Do this: Where a line of the material contains the string "JSON", copy that line.

[Stored data entries]
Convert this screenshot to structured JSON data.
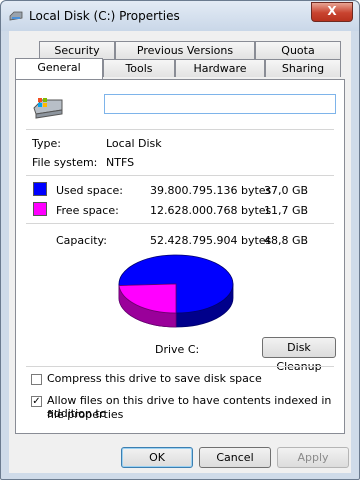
{
  "window": {
    "title": "Local Disk (C:) Properties",
    "close_label": "X"
  },
  "tabs_row1": [
    "Security",
    "Previous Versions",
    "Quota"
  ],
  "tabs_row2": [
    "General",
    "Tools",
    "Hardware",
    "Sharing"
  ],
  "active_tab": "General",
  "general": {
    "name_value": "",
    "type_label": "Type:",
    "type_value": "Local Disk",
    "fs_label": "File system:",
    "fs_value": "NTFS",
    "used_label": "Used space:",
    "used_bytes": "39.800.795.136 bytes",
    "used_gb": "37,0 GB",
    "free_label": "Free space:",
    "free_bytes": "12.628.000.768 bytes",
    "free_gb": "11,7 GB",
    "cap_label": "Capacity:",
    "cap_bytes": "52.428.795.904 bytes",
    "cap_gb": "48,8 GB",
    "drive_label": "Drive C:",
    "cleanup_button": "Disk Cleanup",
    "compress_label": "Compress this drive to save disk space",
    "compress_checked": false,
    "index_label_line1": "Allow files on this drive to have contents indexed in addition to",
    "index_label_line2": "file properties",
    "index_checked": true,
    "used_color": "#0000ff",
    "free_color": "#ff00ff",
    "used_fraction": 0.759
  },
  "buttons": {
    "ok": "OK",
    "cancel": "Cancel",
    "apply": "Apply"
  }
}
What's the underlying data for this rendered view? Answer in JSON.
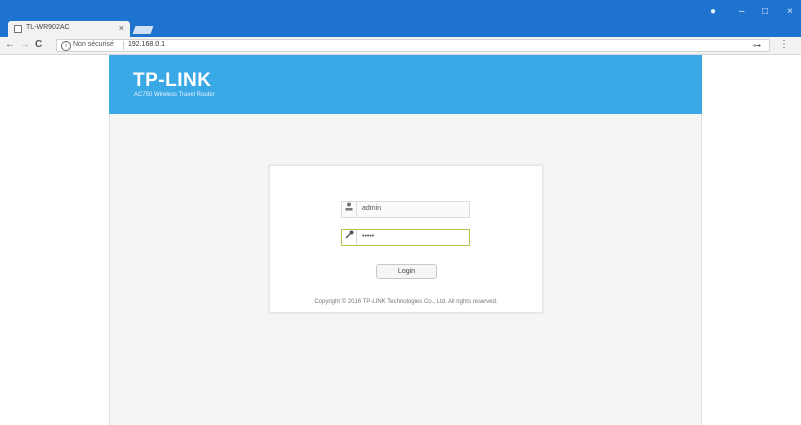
{
  "browser": {
    "tab_title": "TL-WR902AC",
    "tab_close": "×",
    "security_label": "Non sécurisé",
    "url": "192.168.0.1",
    "back_glyph": "←",
    "forward_glyph": "→",
    "reload_glyph": "C",
    "info_glyph": "i",
    "minimize_glyph": "–",
    "maximize_glyph": "□",
    "close_glyph": "×",
    "account_glyph": "●",
    "key_glyph": "⊶",
    "menu_glyph": "⋮"
  },
  "header": {
    "brand": "TP-LINK",
    "model": "AC750 Wireless Travel Router"
  },
  "login": {
    "username_value": "admin",
    "password_value": "•••••",
    "user_icon": "user-icon",
    "lock_icon": "key-icon",
    "button_label": "Login",
    "copyright": "Copyright © 2016 TP-LINK Technologies Co., Ltd. All rights reserved."
  },
  "colors": {
    "titlebar": "#1e73cf",
    "brandbar": "#3ba8e6",
    "password_border": "#a8c94c"
  }
}
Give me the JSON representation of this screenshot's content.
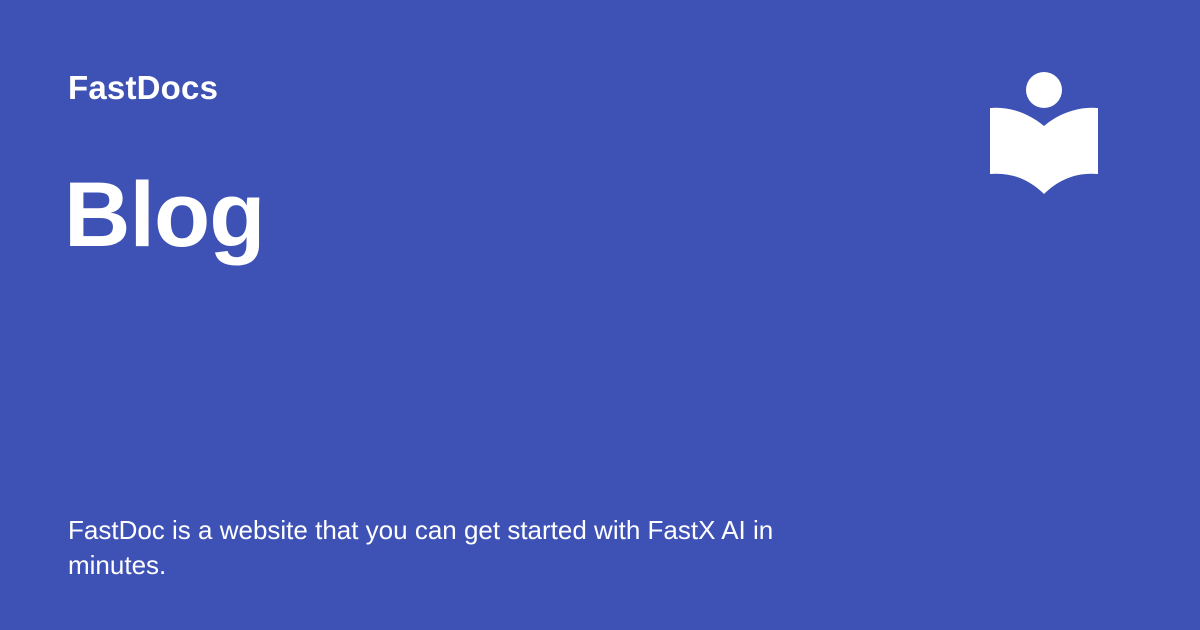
{
  "header": {
    "site_name": "FastDocs",
    "logo_icon": "open-book-reader-icon"
  },
  "main": {
    "title": "Blog",
    "description": "FastDoc is a website that you can get started with FastX AI in minutes."
  },
  "colors": {
    "background": "#3e51b5",
    "foreground": "#ffffff"
  }
}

Exercise result:
Convert this screenshot to structured JSON data.
What's the underlying data for this rendered view? Answer in JSON.
Give me the JSON representation of this screenshot's content.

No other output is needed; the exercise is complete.